▸ Description of the task: Within the records below, find each line that holds the string "semestre", then copy it.

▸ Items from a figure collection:

** BEGIN **

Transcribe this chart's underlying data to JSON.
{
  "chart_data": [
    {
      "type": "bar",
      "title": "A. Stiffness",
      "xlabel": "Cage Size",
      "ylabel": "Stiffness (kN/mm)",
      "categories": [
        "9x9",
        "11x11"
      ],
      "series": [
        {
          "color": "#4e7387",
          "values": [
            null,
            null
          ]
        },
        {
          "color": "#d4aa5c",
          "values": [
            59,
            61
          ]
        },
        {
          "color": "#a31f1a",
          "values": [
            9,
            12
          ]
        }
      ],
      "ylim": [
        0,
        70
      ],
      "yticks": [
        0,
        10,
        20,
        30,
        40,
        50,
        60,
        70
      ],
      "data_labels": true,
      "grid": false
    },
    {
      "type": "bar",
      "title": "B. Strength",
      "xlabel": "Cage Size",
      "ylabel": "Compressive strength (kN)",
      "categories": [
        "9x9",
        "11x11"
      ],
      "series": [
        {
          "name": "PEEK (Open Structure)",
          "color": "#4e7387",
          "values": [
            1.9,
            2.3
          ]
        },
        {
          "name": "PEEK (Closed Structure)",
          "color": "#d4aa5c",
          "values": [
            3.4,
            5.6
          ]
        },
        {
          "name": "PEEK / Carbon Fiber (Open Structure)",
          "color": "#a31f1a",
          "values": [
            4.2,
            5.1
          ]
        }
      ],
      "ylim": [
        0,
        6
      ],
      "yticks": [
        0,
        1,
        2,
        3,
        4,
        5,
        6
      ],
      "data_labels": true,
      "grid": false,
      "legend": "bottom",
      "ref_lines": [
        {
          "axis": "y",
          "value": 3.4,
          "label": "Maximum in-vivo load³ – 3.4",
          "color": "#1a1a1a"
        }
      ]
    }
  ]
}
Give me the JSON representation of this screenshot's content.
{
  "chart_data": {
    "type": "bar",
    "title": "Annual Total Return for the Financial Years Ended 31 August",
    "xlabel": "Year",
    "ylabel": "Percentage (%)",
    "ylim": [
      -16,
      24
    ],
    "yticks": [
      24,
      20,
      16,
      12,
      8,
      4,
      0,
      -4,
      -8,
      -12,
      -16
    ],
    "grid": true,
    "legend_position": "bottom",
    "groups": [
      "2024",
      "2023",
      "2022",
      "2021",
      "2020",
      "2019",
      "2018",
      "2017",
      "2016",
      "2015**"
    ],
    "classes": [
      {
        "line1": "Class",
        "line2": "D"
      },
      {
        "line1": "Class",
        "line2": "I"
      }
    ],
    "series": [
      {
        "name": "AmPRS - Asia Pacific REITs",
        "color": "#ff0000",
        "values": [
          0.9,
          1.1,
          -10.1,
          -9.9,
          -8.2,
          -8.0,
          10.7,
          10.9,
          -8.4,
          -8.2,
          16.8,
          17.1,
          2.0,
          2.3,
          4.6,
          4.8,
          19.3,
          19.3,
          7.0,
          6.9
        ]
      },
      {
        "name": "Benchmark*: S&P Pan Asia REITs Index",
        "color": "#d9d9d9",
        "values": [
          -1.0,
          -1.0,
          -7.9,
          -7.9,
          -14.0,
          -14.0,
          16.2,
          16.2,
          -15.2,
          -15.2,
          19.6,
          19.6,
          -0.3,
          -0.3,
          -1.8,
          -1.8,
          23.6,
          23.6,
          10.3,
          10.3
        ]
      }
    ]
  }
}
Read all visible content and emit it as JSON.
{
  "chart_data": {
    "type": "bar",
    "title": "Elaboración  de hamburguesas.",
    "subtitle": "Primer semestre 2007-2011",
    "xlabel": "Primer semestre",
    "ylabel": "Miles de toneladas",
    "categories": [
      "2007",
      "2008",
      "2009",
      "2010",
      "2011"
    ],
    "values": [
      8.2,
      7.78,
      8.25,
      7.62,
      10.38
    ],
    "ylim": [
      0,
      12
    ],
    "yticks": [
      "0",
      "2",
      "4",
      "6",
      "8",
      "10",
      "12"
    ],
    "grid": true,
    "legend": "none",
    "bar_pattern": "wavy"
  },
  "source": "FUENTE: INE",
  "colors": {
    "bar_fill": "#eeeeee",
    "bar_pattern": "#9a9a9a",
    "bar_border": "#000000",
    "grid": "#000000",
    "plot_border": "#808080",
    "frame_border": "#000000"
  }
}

** END **

▸ Solution for this exercise:
    "subtitle": "Primer semestre 2007-2011",
    "xlabel": "Primer semestre",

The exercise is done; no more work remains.